THE REQUEST -
Leave out the pictures and transcribe the rest of the records exactly.
------------------------------------------------------------------------
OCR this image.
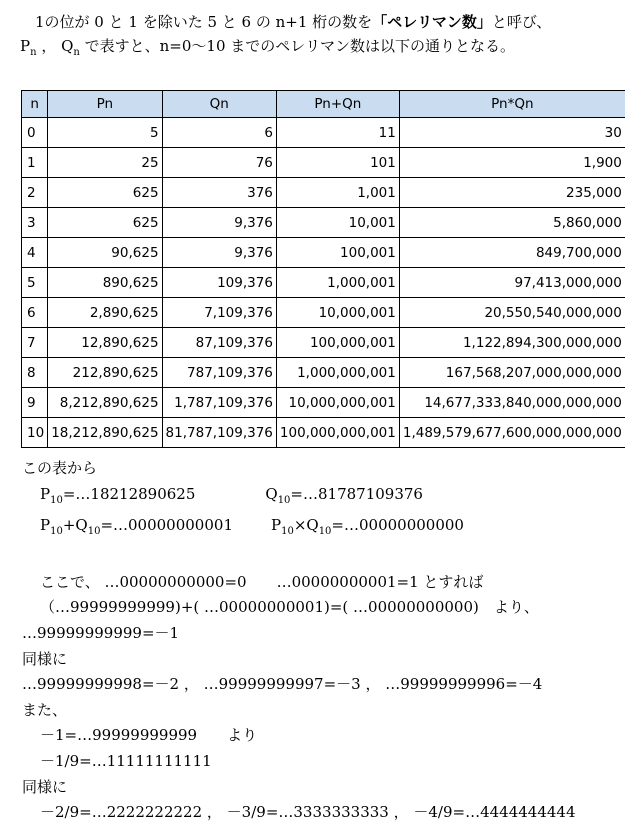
1の位が 0 と 1 を除いた 5 と 6 の n+1 桁の数を「ペレリマン数」と呼び、
$P_n$ ， $Q_n$ で表すと、n=0～10 までのペレリマン数は以下の通りとなる。
n	Pn	Qn	Pn+Qn	Pn*Qn
0	5	6	11	30
1	25	76	101	1,900
2	625	376	1,001	235,000
3	625	9,376	10,001	5,860,000
4	90,625	9,376	100,001	849,700,000
5	890,625	109,376	1,000,001	97,413,000,000
6	2,890,625	7,109,376	10,000,001	20,550,540,000,000
7	12,890,625	87,109,376	100,000,001	1,122,894,300,000,000
8	212,890,625	787,109,376	1,000,000,001	167,568,207,000,000,000
9	8,212,890,625	1,787,109,376	10,000,000,001	14,677,333,840,000,000,000
10	18,212,890,625	81,787,109,376	100,000,000,001	1,489,579,677,600,000,000,000
この表から
$P_{10}=\dots 18212890625$	$Q_{10}=\dots 81787109376$
$P_{10}+Q_{10}=\dots 00000000001$	$P_{10}\times Q_{10}=\dots 00000000000$
ここで、 …00000000000=0 …00000000001=1 とすれば
（…99999999999)+( …00000000001)=( …00000000000)　より、
…99999999999=－1
同様に
…99999999998=－2 ， …99999999997=－3 ， …99999999996=－4
また、
－1=…99999999999 より
－1/9=…11111111111
同様に
－2/9=…2222222222 ， －3/9=…3333333333 ， －4/9=…4444444444
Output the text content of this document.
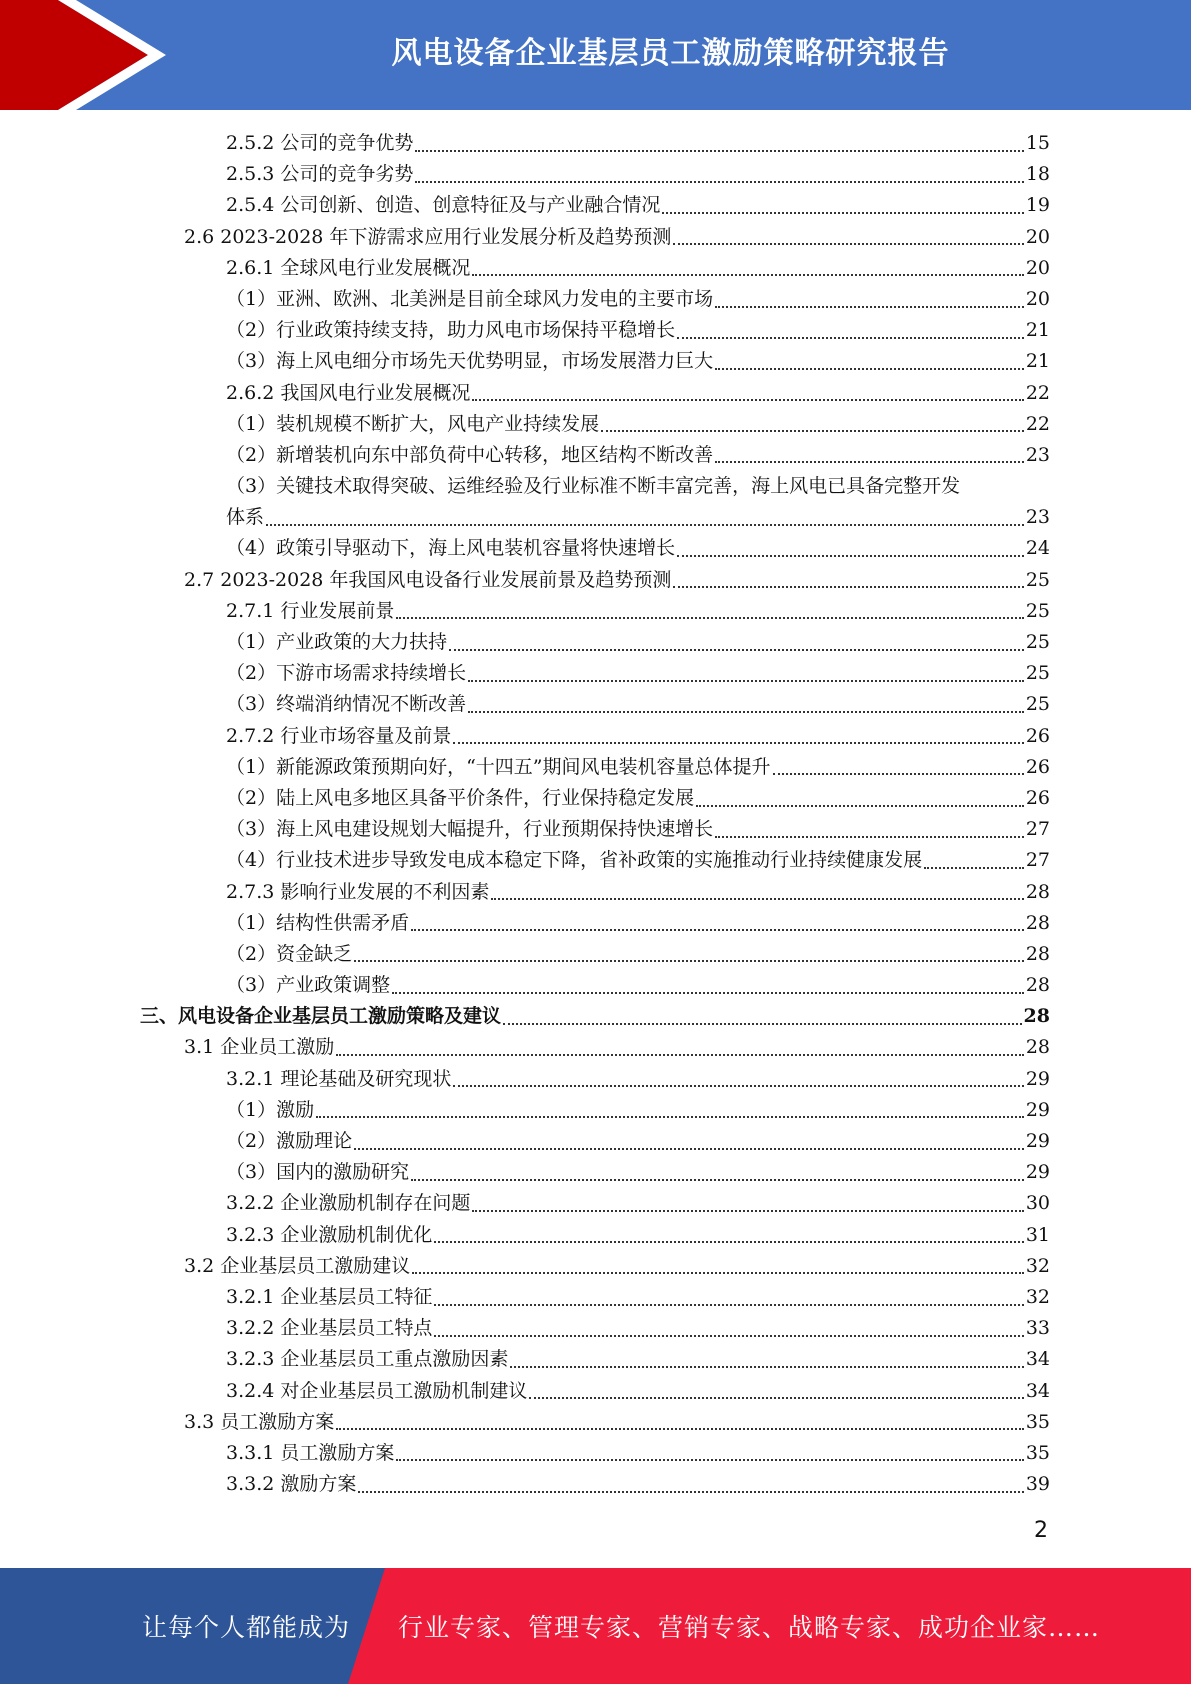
风电设备企业基层员工激励策略研究报告
2.5.2 公司的竞争优势	15
2.5.3 公司的竞争劣势	18
2.5.4 公司创新、创造、创意特征及与产业融合情况	19
2.6 2023-2028 年下游需求应用行业发展分析及趋势预测	20
2.6.1 全球风电行业发展概况	20
（1）亚洲、欧洲、北美洲是目前全球风力发电的主要市场	20
（2）行业政策持续支持，助力风电市场保持平稳增长	21
（3）海上风电细分市场先天优势明显，市场发展潜力巨大	21
2.6.2 我国风电行业发展概况	22
（1）装机规模不断扩大，风电产业持续发展	22
（2）新增装机向东中部负荷中心转移，地区结构不断改善	23
（3）关键技术取得突破、运维经验及行业标准不断丰富完善，海上风电已具备完整开发
体系	23
（4）政策引导驱动下，海上风电装机容量将快速增长	24
2.7 2023-2028 年我国风电设备行业发展前景及趋势预测	25
2.7.1 行业发展前景	25
（1）产业政策的大力扶持	25
（2）下游市场需求持续增长	25
（3）终端消纳情况不断改善	25
2.7.2 行业市场容量及前景	26
（1）新能源政策预期向好，“十四五”期间风电装机容量总体提升	26
（2）陆上风电多地区具备平价条件，行业保持稳定发展	26
（3）海上风电建设规划大幅提升，行业预期保持快速增长	27
（4）行业技术进步导致发电成本稳定下降，省补政策的实施推动行业持续健康发展	27
2.7.3 影响行业发展的不利因素	28
（1）结构性供需矛盾	28
（2）资金缺乏	28
（3）产业政策调整	28
三、风电设备企业基层员工激励策略及建议	28
3.1 企业员工激励	28
3.2.1 理论基础及研究现状	29
（1）激励	29
（2）激励理论	29
（3）国内的激励研究	29
3.2.2 企业激励机制存在问题	30
3.2.3 企业激励机制优化	31
3.2 企业基层员工激励建议	32
3.2.1 企业基层员工特征	32
3.2.2 企业基层员工特点	33
3.2.3 企业基层员工重点激励因素	34
3.2.4 对企业基层员工激励机制建议	34
3.3 员工激励方案	35
3.3.1 员工激励方案	35
3.3.2 激励方案	39
2
让每个人都能成为 行业专家、管理专家、营销专家、战略专家、成功企业家……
------------------------------------------------------------------------
PROBLEM SOLUTION -
OCR this image.
1の位が 0 と 1 を除いた 5 と 6 の n+1 桁の数を「ペレリマン数」と呼び、
$P_n$ ， $Q_n$ で表すと、n=0～10 までのペレリマン数は以下の通りとなる。
n	Pn	Qn	Pn+Qn	Pn*Qn
0	5	6	11	30
1	25	76	101	1,900
2	625	376	1,001	235,000
3	625	9,376	10,001	5,860,000
4	90,625	9,376	100,001	849,700,000
5	890,625	109,376	1,000,001	97,413,000,000
6	2,890,625	7,109,376	10,000,001	20,550,540,000,000
7	12,890,625	87,109,376	100,000,001	1,122,894,300,000,000
8	212,890,625	787,109,376	1,000,000,001	167,568,207,000,000,000
9	8,212,890,625	1,787,109,376	10,000,000,001	14,677,333,840,000,000,000
10	18,212,890,625	81,787,109,376	100,000,000,001	1,489,579,677,600,000,000,000
この表から
$P_{10}=\dots 18212890625$	$Q_{10}=\dots 81787109376$
$P_{10}+Q_{10}=\dots 00000000001$	$P_{10}\times Q_{10}=\dots 00000000000$
ここで、 …00000000000=0 …00000000001=1 とすれば
（…99999999999)+( …00000000001)=( …00000000000)　より、
…99999999999=－1
同様に
…99999999998=－2 ， …99999999997=－3 ， …99999999996=－4
また、
－1=…99999999999 より
－1/9=…11111111111
同様に
－2/9=…2222222222 ， －3/9=…3333333333 ， －4/9=…4444444444
Output the text content of this document.
风电设备企业基层员工激励策略研究报告
2.5.2 公司的竞争优势	15
2.5.3 公司的竞争劣势	18
2.5.4 公司创新、创造、创意特征及与产业融合情况	19
2.6 2023-2028 年下游需求应用行业发展分析及趋势预测	20
2.6.1 全球风电行业发展概况	20
（1）亚洲、欧洲、北美洲是目前全球风力发电的主要市场	20
（2）行业政策持续支持，助力风电市场保持平稳增长	21
（3）海上风电细分市场先天优势明显，市场发展潜力巨大	21
2.6.2 我国风电行业发展概况	22
（1）装机规模不断扩大，风电产业持续发展	22
（2）新增装机向东中部负荷中心转移，地区结构不断改善	23
（3）关键技术取得突破、运维经验及行业标准不断丰富完善，海上风电已具备完整开发
体系	23
（4）政策引导驱动下，海上风电装机容量将快速增长	24
2.7 2023-2028 年我国风电设备行业发展前景及趋势预测	25
2.7.1 行业发展前景	25
（1）产业政策的大力扶持	25
（2）下游市场需求持续增长	25
（3）终端消纳情况不断改善	25
2.7.2 行业市场容量及前景	26
（1）新能源政策预期向好，“十四五”期间风电装机容量总体提升	26
（2）陆上风电多地区具备平价条件，行业保持稳定发展	26
（3）海上风电建设规划大幅提升，行业预期保持快速增长	27
（4）行业技术进步导致发电成本稳定下降，省补政策的实施推动行业持续健康发展	27
2.7.3 影响行业发展的不利因素	28
（1）结构性供需矛盾	28
（2）资金缺乏	28
（3）产业政策调整	28
三、风电设备企业基层员工激励策略及建议	28
3.1 企业员工激励	28
3.2.1 理论基础及研究现状	29
（1）激励	29
（2）激励理论	29
（3）国内的激励研究	29
3.2.2 企业激励机制存在问题	30
3.2.3 企业激励机制优化	31
3.2 企业基层员工激励建议	32
3.2.1 企业基层员工特征	32
3.2.2 企业基层员工特点	33
3.2.3 企业基层员工重点激励因素	34
3.2.4 对企业基层员工激励机制建议	34
3.3 员工激励方案	35
3.3.1 员工激励方案	35
3.3.2 激励方案	39
2
让每个人都能成为 行业专家、管理专家、营销专家、战略专家、成功企业家……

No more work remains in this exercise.